*Objective*
Copy out the listing that follows exactly, dropping every picture.

(Extracted records)
□ □ □

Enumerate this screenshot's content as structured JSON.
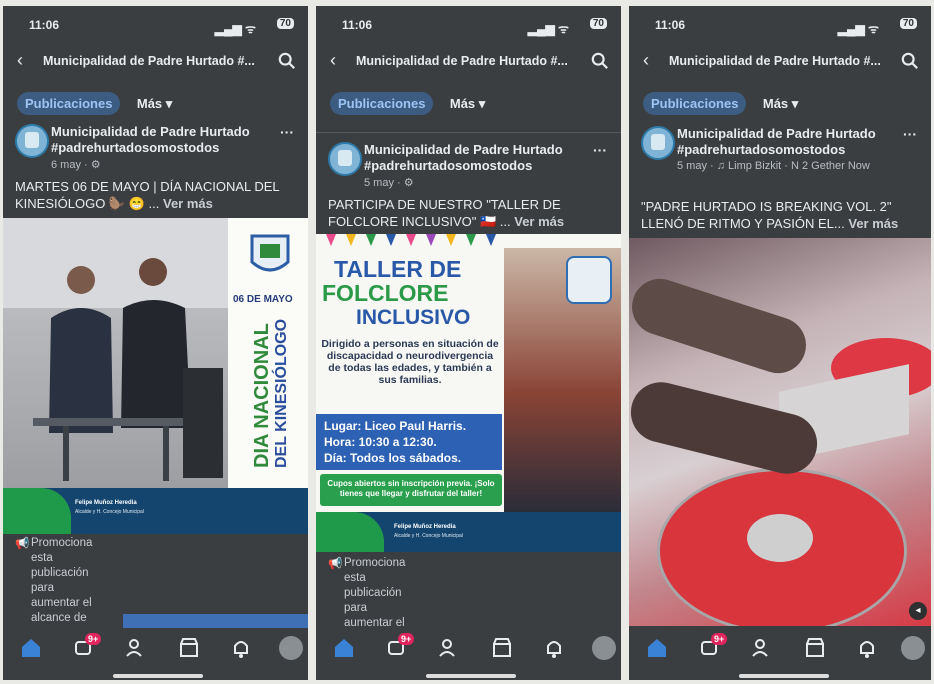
{
  "status": {
    "time": "11:06",
    "battery": "70"
  },
  "header": {
    "title": "Municipalidad de Padre Hurtado #..."
  },
  "tabs": {
    "publicaciones": "Publicaciones",
    "mas": "Más ▾"
  },
  "post_name": "Municipalidad de Padre Hurtado #padrehurtadosomostodos",
  "more": "Ver más",
  "promo": "Promociona esta publicación para aumentar el alcance de",
  "promo2": "Promociona esta publicación para aumentar el",
  "panels": [
    {
      "date": "6 may · ⚙",
      "text": "MARTES 06 DE MAYO | DÍA NACIONAL DEL KINESIÓLOGO 🦫 😁 ...",
      "poster": {
        "date": "06 DE MAYO",
        "line1": "DIA NACIONAL",
        "line2": "DEL KINESIÓLOGO",
        "footer_name": "Felipe Muñoz Heredia",
        "footer_sub": "Alcalde y H. Concejo Municipal"
      }
    },
    {
      "date": "5 may · ⚙",
      "text": "PARTICIPA DE NUESTRO \"TALLER DE FOLCLORE INCLUSIVO\" 🇨🇱 ...",
      "poster": {
        "t1": "TALLER DE",
        "t2": "FOLCLORE",
        "t3": "INCLUSIVO",
        "desc": "Dirigido a personas en situación de discapacidad o neurodivergencia de todas las edades, y también a sus familias.",
        "lugar": "Lugar: Liceo Paul Harris.",
        "hora": "Hora: 10:30 a 12:30.",
        "dia": "Día: Todos los sábados.",
        "cupos": "Cupos abiertos sin inscripción previa. ¡Solo tienes que llegar y disfrutar del taller!",
        "footer_name": "Felipe Muñoz Heredia",
        "footer_sub": "Alcalde y H. Concejo Municipal"
      }
    },
    {
      "date": "5 may · ♫ Limp Bizkit · N 2 Gether Now",
      "text": "\"PADRE HURTADO IS BREAKING VOL. 2\" LLENÓ DE RITMO Y PASIÓN EL...",
      "poster": {}
    }
  ],
  "nav": {
    "badge": "9+"
  },
  "icons": [
    "back-icon",
    "search-icon",
    "home-icon",
    "video-icon",
    "friends-icon",
    "marketplace-icon",
    "bell-icon",
    "profile-avatar"
  ],
  "colors": {
    "bg": "#3b3e41",
    "tab_bg": "#3d5c82",
    "tab_text": "#9cc4f4",
    "badge": "#e0245e"
  }
}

□ □ □

*Worked solution*
Enumerate this screenshot's content as structured JSON.
{
  "status": {
    "time": "11:06",
    "battery": "70"
  },
  "header": {
    "title": "Municipalidad de Padre Hurtado #..."
  },
  "tabs": {
    "publicaciones": "Publicaciones",
    "mas": "Más ▾"
  },
  "post_name": "Municipalidad de Padre Hurtado #padrehurtadosomostodos",
  "more": "Ver más",
  "promo": "Promociona esta publicación para aumentar el alcance de",
  "promo2": "Promociona esta publicación para aumentar el",
  "panels": [
    {
      "date": "6 may · ⚙",
      "text": "MARTES 06 DE MAYO | DÍA NACIONAL DEL KINESIÓLOGO 🦫 😁 ...",
      "poster": {
        "date": "06 DE MAYO",
        "line1": "DIA NACIONAL",
        "line2": "DEL KINESIÓLOGO",
        "footer_name": "Felipe Muñoz Heredia",
        "footer_sub": "Alcalde y H. Concejo Municipal"
      }
    },
    {
      "date": "5 may · ⚙",
      "text": "PARTICIPA DE NUESTRO \"TALLER DE FOLCLORE INCLUSIVO\" 🇨🇱 ...",
      "poster": {
        "t1": "TALLER DE",
        "t2": "FOLCLORE",
        "t3": "INCLUSIVO",
        "desc": "Dirigido a personas en situación de discapacidad o neurodivergencia de todas las edades, y también a sus familias.",
        "lugar": "Lugar: Liceo Paul Harris.",
        "hora": "Hora: 10:30 a 12:30.",
        "dia": "Día: Todos los sábados.",
        "cupos": "Cupos abiertos sin inscripción previa. ¡Solo tienes que llegar y disfrutar del taller!",
        "footer_name": "Felipe Muñoz Heredia",
        "footer_sub": "Alcalde y H. Concejo Municipal"
      }
    },
    {
      "date": "5 may · ♫ Limp Bizkit · N 2 Gether Now",
      "text": "\"PADRE HURTADO IS BREAKING VOL. 2\" LLENÓ DE RITMO Y PASIÓN EL...",
      "poster": {}
    }
  ],
  "nav": {
    "badge": "9+"
  },
  "icons": [
    "back-icon",
    "search-icon",
    "home-icon",
    "video-icon",
    "friends-icon",
    "marketplace-icon",
    "bell-icon",
    "profile-avatar"
  ],
  "colors": {
    "bg": "#3b3e41",
    "tab_bg": "#3d5c82",
    "tab_text": "#9cc4f4",
    "badge": "#e0245e"
  }
}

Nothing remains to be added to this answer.